[Saved data entries]
____

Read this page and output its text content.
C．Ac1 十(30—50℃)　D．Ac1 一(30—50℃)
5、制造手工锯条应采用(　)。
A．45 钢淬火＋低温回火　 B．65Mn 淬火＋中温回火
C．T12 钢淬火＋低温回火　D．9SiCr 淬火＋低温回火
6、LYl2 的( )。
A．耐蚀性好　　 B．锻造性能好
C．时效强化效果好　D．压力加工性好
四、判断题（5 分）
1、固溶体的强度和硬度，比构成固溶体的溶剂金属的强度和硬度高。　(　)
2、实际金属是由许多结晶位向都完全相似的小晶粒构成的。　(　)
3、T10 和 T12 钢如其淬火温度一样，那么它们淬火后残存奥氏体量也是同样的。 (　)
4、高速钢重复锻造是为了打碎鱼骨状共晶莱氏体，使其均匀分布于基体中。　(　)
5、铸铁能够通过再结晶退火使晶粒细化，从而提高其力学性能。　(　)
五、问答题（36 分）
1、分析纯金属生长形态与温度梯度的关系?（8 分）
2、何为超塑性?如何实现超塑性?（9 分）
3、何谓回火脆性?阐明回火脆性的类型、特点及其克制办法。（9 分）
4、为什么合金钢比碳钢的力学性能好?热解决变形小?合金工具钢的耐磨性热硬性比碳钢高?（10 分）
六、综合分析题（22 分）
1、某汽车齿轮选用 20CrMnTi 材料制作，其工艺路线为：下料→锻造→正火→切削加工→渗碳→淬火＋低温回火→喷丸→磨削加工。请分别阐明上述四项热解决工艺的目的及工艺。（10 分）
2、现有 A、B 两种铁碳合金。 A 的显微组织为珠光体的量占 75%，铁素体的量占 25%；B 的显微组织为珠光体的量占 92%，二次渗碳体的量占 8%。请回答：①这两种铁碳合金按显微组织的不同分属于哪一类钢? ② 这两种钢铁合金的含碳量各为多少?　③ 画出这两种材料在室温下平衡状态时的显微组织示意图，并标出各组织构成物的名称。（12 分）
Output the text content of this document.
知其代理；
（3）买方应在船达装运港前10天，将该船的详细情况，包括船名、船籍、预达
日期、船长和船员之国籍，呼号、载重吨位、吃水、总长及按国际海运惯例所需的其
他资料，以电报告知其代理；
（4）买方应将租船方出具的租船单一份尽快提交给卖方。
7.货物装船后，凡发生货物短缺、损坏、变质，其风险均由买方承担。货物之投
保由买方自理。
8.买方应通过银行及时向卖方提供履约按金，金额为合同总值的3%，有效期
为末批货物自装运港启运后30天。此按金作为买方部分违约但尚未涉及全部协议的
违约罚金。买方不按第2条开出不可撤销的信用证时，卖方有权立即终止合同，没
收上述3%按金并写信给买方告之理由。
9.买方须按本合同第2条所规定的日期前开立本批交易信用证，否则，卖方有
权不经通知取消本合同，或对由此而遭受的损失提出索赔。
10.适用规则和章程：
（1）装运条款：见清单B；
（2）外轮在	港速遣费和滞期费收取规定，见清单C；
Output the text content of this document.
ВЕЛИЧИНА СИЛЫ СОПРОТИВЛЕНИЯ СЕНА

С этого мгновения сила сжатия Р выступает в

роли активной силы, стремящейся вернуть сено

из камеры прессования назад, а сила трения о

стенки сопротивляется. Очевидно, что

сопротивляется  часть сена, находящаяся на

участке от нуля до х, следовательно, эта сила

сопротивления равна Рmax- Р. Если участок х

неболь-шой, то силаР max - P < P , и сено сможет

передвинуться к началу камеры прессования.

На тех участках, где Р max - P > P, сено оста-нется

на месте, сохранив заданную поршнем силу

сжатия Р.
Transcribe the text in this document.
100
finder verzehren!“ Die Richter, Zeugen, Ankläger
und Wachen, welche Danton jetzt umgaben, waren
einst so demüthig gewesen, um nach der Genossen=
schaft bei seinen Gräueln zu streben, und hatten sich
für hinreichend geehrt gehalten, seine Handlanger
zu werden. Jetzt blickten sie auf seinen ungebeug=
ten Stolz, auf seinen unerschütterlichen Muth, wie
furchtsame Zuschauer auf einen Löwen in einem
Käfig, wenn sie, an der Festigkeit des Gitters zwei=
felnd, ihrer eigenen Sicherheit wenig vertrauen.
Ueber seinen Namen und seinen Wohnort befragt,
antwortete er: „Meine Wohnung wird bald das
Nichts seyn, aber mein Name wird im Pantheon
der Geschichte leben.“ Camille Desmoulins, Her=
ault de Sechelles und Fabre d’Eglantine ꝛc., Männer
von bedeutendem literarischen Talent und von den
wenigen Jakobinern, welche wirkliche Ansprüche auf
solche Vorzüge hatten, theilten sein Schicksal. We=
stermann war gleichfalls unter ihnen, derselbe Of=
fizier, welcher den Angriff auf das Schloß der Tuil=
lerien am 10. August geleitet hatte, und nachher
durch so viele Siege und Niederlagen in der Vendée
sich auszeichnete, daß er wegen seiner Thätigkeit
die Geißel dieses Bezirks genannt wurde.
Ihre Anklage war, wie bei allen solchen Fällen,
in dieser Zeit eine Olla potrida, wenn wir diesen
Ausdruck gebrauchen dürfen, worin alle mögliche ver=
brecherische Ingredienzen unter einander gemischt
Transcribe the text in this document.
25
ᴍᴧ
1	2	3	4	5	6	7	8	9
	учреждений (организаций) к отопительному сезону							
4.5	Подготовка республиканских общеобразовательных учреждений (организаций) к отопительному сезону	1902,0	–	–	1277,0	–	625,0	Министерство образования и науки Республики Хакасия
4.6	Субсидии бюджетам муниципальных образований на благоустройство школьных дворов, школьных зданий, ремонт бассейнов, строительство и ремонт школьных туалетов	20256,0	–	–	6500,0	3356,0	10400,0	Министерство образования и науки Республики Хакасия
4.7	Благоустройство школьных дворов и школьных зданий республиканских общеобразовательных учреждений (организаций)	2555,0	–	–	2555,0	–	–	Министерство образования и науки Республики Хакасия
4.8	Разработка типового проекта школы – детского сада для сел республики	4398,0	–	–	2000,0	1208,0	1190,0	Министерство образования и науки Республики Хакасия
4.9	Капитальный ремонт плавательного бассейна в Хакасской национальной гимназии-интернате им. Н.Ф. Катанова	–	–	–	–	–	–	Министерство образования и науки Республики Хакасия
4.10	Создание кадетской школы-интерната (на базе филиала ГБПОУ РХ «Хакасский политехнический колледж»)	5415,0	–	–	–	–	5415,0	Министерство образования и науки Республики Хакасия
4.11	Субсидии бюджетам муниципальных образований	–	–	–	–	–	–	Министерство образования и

____

STATED GOAL:
The records above should be restated word for word, please.

PROBLEM SOLUTION:
Read this page and output its text content.
C．Ac1 十(30—50℃)　D．Ac1 一(30—50℃)
5、制造手工锯条应采用(　)。
A．45 钢淬火＋低温回火　 B．65Mn 淬火＋中温回火
C．T12 钢淬火＋低温回火　D．9SiCr 淬火＋低温回火
6、LYl2 的( )。
A．耐蚀性好　　 B．锻造性能好
C．时效强化效果好　D．压力加工性好
四、判断题（5 分）
1、固溶体的强度和硬度，比构成固溶体的溶剂金属的强度和硬度高。　(　)
2、实际金属是由许多结晶位向都完全相似的小晶粒构成的。　(　)
3、T10 和 T12 钢如其淬火温度一样，那么它们淬火后残存奥氏体量也是同样的。 (　)
4、高速钢重复锻造是为了打碎鱼骨状共晶莱氏体，使其均匀分布于基体中。　(　)
5、铸铁能够通过再结晶退火使晶粒细化，从而提高其力学性能。　(　)
五、问答题（36 分）
1、分析纯金属生长形态与温度梯度的关系?（8 分）
2、何为超塑性?如何实现超塑性?（9 分）
3、何谓回火脆性?阐明回火脆性的类型、特点及其克制办法。（9 分）
4、为什么合金钢比碳钢的力学性能好?热解决变形小?合金工具钢的耐磨性热硬性比碳钢高?（10 分）
六、综合分析题（22 分）
1、某汽车齿轮选用 20CrMnTi 材料制作，其工艺路线为：下料→锻造→正火→切削加工→渗碳→淬火＋低温回火→喷丸→磨削加工。请分别阐明上述四项热解决工艺的目的及工艺。（10 分）
2、现有 A、B 两种铁碳合金。 A 的显微组织为珠光体的量占 75%，铁素体的量占 25%；B 的显微组织为珠光体的量占 92%，二次渗碳体的量占 8%。请回答：①这两种铁碳合金按显微组织的不同分属于哪一类钢? ② 这两种钢铁合金的含碳量各为多少?　③ 画出这两种材料在室温下平衡状态时的显微组织示意图，并标出各组织构成物的名称。（12 分）
Output the text content of this document.
知其代理；
（3）买方应在船达装运港前10天，将该船的详细情况，包括船名、船籍、预达
日期、船长和船员之国籍，呼号、载重吨位、吃水、总长及按国际海运惯例所需的其
他资料，以电报告知其代理；
（4）买方应将租船方出具的租船单一份尽快提交给卖方。
7.货物装船后，凡发生货物短缺、损坏、变质，其风险均由买方承担。货物之投
保由买方自理。
8.买方应通过银行及时向卖方提供履约按金，金额为合同总值的3%，有效期
为末批货物自装运港启运后30天。此按金作为买方部分违约但尚未涉及全部协议的
违约罚金。买方不按第2条开出不可撤销的信用证时，卖方有权立即终止合同，没
收上述3%按金并写信给买方告之理由。
9.买方须按本合同第2条所规定的日期前开立本批交易信用证，否则，卖方有
权不经通知取消本合同，或对由此而遭受的损失提出索赔。
10.适用规则和章程：
（1）装运条款：见清单B；
（2）外轮在	港速遣费和滞期费收取规定，见清单C；
Output the text content of this document.
ВЕЛИЧИНА СИЛЫ СОПРОТИВЛЕНИЯ СЕНА

С этого мгновения сила сжатия Р выступает в

роли активной силы, стремящейся вернуть сено

из камеры прессования назад, а сила трения о

стенки сопротивляется. Очевидно, что

сопротивляется  часть сена, находящаяся на

участке от нуля до х, следовательно, эта сила

сопротивления равна Рmax- Р. Если участок х

неболь-шой, то силаР max - P < P , и сено сможет

передвинуться к началу камеры прессования.

На тех участках, где Р max - P > P, сено оста-нется

на месте, сохранив заданную поршнем силу

сжатия Р.
Transcribe the text in this document.
100
finder verzehren!“ Die Richter, Zeugen, Ankläger
und Wachen, welche Danton jetzt umgaben, waren
einst so demüthig gewesen, um nach der Genossen=
schaft bei seinen Gräueln zu streben, und hatten sich
für hinreichend geehrt gehalten, seine Handlanger
zu werden. Jetzt blickten sie auf seinen ungebeug=
ten Stolz, auf seinen unerschütterlichen Muth, wie
furchtsame Zuschauer auf einen Löwen in einem
Käfig, wenn sie, an der Festigkeit des Gitters zwei=
felnd, ihrer eigenen Sicherheit wenig vertrauen.
Ueber seinen Namen und seinen Wohnort befragt,
antwortete er: „Meine Wohnung wird bald das
Nichts seyn, aber mein Name wird im Pantheon
der Geschichte leben.“ Camille Desmoulins, Her=
ault de Sechelles und Fabre d’Eglantine ꝛc., Männer
von bedeutendem literarischen Talent und von den
wenigen Jakobinern, welche wirkliche Ansprüche auf
solche Vorzüge hatten, theilten sein Schicksal. We=
stermann war gleichfalls unter ihnen, derselbe Of=
fizier, welcher den Angriff auf das Schloß der Tuil=
lerien am 10. August geleitet hatte, und nachher
durch so viele Siege und Niederlagen in der Vendée
sich auszeichnete, daß er wegen seiner Thätigkeit
die Geißel dieses Bezirks genannt wurde.
Ihre Anklage war, wie bei allen solchen Fällen,
in dieser Zeit eine Olla potrida, wenn wir diesen
Ausdruck gebrauchen dürfen, worin alle mögliche ver=
brecherische Ingredienzen unter einander gemischt
Transcribe the text in this document.
25
ᴍᴧ
1	2	3	4	5	6	7	8	9
	учреждений (организаций) к отопительному сезону							
4.5	Подготовка республиканских общеобразовательных учреждений (организаций) к отопительному сезону	1902,0	–	–	1277,0	–	625,0	Министерство образования и науки Республики Хакасия
4.6	Субсидии бюджетам муниципальных образований на благоустройство школьных дворов, школьных зданий, ремонт бассейнов, строительство и ремонт школьных туалетов	20256,0	–	–	6500,0	3356,0	10400,0	Министерство образования и науки Республики Хакасия
4.7	Благоустройство школьных дворов и школьных зданий республиканских общеобразовательных учреждений (организаций)	2555,0	–	–	2555,0	–	–	Министерство образования и науки Республики Хакасия
4.8	Разработка типового проекта школы – детского сада для сел республики	4398,0	–	–	2000,0	1208,0	1190,0	Министерство образования и науки Республики Хакасия
4.9	Капитальный ремонт плавательного бассейна в Хакасской национальной гимназии-интернате им. Н.Ф. Катанова	–	–	–	–	–	–	Министерство образования и науки Республики Хакасия
4.10	Создание кадетской школы-интерната (на базе филиала ГБПОУ РХ «Хакасский политехнический колледж»)	5415,0	–	–	–	–	5415,0	Министерство образования и науки Республики Хакасия
4.11	Субсидии бюджетам муниципальных образований	–	–	–	–	–	–	Министерство образования и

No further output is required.